Data records:
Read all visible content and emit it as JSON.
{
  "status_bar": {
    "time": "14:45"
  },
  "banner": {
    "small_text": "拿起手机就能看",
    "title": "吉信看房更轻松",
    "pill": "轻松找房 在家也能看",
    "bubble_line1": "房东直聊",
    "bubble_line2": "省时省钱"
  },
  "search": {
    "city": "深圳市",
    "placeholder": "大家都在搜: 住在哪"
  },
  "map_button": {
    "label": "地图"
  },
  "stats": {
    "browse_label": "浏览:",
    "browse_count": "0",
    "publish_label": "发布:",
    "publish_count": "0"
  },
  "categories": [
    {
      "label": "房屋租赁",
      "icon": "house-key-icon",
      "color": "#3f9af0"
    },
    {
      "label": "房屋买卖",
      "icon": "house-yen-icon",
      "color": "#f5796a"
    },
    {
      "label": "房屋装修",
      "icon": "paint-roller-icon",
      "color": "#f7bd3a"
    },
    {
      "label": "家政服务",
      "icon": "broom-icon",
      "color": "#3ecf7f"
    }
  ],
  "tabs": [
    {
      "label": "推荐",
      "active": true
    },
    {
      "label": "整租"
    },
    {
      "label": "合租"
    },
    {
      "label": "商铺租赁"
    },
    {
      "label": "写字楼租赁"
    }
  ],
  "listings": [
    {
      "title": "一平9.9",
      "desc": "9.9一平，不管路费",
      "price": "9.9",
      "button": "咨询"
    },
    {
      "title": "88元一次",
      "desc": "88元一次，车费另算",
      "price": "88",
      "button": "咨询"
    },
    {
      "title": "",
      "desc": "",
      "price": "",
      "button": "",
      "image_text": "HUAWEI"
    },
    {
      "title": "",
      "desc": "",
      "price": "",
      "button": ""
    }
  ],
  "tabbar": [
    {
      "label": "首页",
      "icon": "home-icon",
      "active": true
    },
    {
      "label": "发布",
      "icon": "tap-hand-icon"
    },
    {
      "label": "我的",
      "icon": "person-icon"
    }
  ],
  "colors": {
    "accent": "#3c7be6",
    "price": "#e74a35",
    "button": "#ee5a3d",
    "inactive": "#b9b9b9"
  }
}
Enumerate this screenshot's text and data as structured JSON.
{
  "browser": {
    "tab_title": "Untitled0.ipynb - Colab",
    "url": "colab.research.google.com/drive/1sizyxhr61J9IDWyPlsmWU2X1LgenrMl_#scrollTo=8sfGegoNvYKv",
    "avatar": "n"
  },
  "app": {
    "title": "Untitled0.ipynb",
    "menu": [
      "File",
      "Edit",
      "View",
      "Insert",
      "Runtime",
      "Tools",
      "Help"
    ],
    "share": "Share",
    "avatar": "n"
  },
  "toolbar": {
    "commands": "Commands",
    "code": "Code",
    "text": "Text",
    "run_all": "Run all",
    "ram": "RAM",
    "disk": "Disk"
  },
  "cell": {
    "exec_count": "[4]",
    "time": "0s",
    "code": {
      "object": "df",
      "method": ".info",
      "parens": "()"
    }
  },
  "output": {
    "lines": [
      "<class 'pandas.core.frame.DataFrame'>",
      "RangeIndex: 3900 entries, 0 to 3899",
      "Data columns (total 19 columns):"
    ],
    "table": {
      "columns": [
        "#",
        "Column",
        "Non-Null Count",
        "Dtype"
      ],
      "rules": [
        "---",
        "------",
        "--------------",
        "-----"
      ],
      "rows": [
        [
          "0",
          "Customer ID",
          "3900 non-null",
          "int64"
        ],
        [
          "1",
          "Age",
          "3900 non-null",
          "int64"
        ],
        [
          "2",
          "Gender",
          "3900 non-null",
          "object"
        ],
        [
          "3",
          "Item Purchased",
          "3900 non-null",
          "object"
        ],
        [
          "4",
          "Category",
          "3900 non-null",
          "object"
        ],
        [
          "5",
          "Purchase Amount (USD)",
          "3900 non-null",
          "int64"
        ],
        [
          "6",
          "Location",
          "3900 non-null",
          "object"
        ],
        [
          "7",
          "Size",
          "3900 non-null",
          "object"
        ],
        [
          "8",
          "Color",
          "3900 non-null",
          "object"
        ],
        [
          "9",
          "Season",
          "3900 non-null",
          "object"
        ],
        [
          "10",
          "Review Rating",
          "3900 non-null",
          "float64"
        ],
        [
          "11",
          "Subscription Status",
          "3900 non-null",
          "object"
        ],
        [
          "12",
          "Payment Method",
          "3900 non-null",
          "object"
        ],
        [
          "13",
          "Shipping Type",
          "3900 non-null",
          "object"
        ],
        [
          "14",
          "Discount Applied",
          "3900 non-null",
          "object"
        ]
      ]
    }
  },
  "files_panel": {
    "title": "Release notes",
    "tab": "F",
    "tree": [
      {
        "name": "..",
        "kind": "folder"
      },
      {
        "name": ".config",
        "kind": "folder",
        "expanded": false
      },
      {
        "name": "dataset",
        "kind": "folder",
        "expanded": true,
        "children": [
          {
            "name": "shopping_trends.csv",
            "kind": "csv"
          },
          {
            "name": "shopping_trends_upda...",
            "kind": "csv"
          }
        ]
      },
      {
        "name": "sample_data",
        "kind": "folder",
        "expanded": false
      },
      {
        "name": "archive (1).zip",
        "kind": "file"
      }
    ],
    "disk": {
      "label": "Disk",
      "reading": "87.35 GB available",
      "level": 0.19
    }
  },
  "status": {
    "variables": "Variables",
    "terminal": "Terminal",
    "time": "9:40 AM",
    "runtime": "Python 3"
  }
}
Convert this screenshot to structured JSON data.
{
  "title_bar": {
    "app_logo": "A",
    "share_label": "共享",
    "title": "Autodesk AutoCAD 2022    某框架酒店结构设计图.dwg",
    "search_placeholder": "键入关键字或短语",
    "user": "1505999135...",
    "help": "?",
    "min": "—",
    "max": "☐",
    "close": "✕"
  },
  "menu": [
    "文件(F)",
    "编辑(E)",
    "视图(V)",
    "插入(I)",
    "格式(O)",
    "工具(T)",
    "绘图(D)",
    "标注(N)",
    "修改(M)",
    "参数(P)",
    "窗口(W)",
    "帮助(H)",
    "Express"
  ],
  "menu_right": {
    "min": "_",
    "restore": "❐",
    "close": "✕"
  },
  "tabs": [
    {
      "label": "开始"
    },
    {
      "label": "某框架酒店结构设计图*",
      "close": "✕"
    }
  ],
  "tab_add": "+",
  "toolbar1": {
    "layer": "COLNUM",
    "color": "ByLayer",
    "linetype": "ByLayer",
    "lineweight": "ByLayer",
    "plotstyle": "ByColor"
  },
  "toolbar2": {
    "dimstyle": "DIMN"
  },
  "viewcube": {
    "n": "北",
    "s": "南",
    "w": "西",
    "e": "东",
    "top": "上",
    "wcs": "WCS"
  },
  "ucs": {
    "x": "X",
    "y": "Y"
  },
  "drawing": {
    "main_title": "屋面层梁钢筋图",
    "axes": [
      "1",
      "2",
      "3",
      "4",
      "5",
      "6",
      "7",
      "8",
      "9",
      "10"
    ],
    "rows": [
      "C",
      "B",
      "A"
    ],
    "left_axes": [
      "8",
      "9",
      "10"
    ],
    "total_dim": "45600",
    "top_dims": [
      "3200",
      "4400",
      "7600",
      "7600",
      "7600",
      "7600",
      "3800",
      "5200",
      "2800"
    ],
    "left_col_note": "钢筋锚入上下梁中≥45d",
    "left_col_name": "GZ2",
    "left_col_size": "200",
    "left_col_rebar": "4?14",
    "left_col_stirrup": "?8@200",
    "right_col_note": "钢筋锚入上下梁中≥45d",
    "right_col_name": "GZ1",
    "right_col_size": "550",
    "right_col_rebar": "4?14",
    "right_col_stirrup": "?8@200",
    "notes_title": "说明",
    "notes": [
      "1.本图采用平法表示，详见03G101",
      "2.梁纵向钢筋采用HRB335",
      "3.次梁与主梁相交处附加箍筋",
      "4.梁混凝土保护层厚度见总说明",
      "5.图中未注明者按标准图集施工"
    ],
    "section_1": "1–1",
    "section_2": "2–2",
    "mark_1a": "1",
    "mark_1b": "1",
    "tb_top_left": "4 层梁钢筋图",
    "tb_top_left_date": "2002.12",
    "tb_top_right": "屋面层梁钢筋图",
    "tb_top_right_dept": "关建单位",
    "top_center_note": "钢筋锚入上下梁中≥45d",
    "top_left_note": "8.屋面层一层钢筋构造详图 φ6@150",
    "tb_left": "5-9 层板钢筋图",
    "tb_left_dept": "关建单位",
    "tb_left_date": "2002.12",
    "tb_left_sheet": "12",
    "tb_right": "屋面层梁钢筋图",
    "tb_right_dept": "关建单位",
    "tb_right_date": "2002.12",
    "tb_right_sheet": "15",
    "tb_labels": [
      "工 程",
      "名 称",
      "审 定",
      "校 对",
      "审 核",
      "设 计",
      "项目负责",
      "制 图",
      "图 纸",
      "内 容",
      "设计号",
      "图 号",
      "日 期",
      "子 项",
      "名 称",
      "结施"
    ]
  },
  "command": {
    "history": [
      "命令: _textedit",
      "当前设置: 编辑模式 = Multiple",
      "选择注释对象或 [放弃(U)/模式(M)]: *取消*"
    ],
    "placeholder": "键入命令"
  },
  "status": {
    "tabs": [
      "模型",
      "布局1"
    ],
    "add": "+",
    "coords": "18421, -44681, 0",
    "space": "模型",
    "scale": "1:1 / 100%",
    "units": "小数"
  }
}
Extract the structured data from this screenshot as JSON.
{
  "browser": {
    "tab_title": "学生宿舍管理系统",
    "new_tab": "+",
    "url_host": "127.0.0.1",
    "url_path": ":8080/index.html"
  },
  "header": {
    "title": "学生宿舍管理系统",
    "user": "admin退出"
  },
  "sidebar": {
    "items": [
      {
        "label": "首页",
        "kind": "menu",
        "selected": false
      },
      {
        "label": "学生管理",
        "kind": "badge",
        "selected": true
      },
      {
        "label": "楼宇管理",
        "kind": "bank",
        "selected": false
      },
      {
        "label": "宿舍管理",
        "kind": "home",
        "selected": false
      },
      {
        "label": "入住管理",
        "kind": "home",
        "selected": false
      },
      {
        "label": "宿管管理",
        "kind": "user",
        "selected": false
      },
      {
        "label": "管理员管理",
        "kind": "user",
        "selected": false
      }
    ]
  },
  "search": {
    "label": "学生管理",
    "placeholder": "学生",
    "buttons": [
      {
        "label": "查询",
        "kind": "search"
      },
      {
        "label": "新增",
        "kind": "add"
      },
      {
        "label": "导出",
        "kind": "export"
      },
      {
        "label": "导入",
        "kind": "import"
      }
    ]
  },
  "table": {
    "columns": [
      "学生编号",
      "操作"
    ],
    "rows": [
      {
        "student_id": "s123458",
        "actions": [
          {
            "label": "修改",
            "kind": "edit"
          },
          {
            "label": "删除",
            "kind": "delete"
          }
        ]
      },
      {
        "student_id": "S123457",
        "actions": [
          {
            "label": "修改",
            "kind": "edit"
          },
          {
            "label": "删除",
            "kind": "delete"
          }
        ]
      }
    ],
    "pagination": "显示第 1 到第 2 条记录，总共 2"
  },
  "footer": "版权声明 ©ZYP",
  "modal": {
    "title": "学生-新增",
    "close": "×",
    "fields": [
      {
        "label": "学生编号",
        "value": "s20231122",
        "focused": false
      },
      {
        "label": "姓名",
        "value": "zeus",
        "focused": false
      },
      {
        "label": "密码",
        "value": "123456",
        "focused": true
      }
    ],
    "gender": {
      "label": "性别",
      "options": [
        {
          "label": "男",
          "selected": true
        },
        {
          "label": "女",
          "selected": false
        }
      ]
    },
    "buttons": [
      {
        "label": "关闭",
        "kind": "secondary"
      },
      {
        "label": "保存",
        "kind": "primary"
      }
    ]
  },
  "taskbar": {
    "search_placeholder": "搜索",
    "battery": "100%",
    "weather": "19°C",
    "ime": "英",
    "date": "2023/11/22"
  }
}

- WHAT YOU NEED TO DO
Copy each line from the data above that includes "value".

- THE REPLY
        "value": "s20231122",
        "value": "zeus",
        "value": "123456",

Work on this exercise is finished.